» **WORK INSTRUCTIONS**:
Comb the records below for the string "Verknüpfungen" and copy each line where it turns up.
═════ INFORMATION PROVIDED ═════
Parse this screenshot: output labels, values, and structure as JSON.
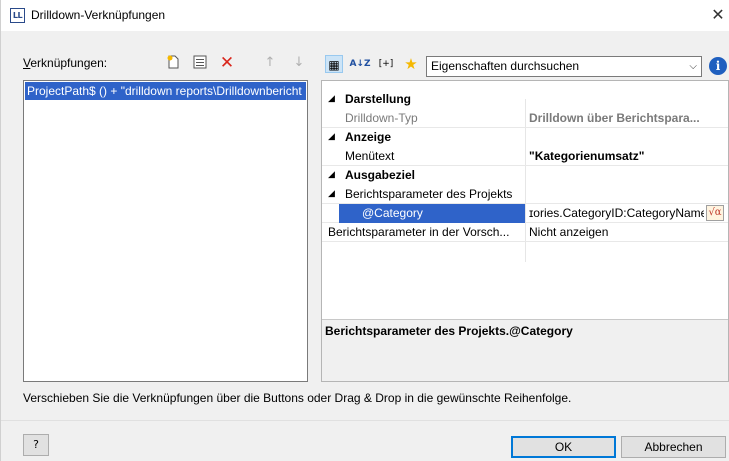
{
  "window": {
    "title": "Drilldown-Verknüpfungen",
    "app_icon_text": "LL",
    "close_glyph": "✕"
  },
  "left": {
    "label_prefix": "V",
    "label_rest": "erknüpfungen:",
    "toolbar": {
      "new_icon": "new-document-icon",
      "properties_icon": "list-properties-icon",
      "delete_icon": "delete-x-icon",
      "delete_glyph": "✕",
      "up_glyph": "↑",
      "down_glyph": "↓",
      "delete_color": "#d9261c"
    },
    "items": [
      {
        "label": "ProjectPath$ () + \"drilldown reports\\Drilldownbericht"
      }
    ]
  },
  "right": {
    "toolbar": {
      "categorized_glyph": "▦",
      "sort_glyph": "A↓Z",
      "expand_glyph": "[+]",
      "favorite_glyph": "★",
      "favorite_color": "#f5b800"
    },
    "search": {
      "placeholder": "Eigenschaften durchsuchen",
      "chevron": "⌵"
    },
    "info_glyph": "i",
    "grid": {
      "cat1": {
        "label": "Darstellung"
      },
      "drilldown_type": {
        "name": "Drilldown-Typ",
        "value": "Drilldown über Berichtspara..."
      },
      "cat2": {
        "label": "Anzeige"
      },
      "menutext": {
        "name": "Menütext",
        "value": "\"Kategorienumsatz\""
      },
      "cat3": {
        "label": "Ausgabeziel"
      },
      "report_params": {
        "name": "Berichtsparameter des Projekts",
        "value": ""
      },
      "category": {
        "name": "@Category",
        "value": "ɪories.CategoryID:CategoryName",
        "formula_glyph": "√α"
      },
      "preview_params": {
        "name": "Berichtsparameter in der Vorsch...",
        "value": "Nicht anzeigen"
      }
    },
    "description": {
      "title": "Berichtsparameter des Projekts.@Category"
    }
  },
  "hint": "Verschieben Sie die Verknüpfungen über die Buttons oder Drag & Drop in die gewünschte Reihenfolge.",
  "buttons": {
    "help_glyph": "?",
    "ok": "OK",
    "cancel": "Abbrechen"
  },
  "colors": {
    "selection": "#2f63c9",
    "accent": "#0078d7"
  }
}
═════
» **SOLUTION TO THIS TASK**:
    "title": "Drilldown-Verknüpfungen",
  "hint": "Verschieben Sie die Verknüpfungen über die Buttons oder Drag & Drop in die gewünschte Reihenfolge.",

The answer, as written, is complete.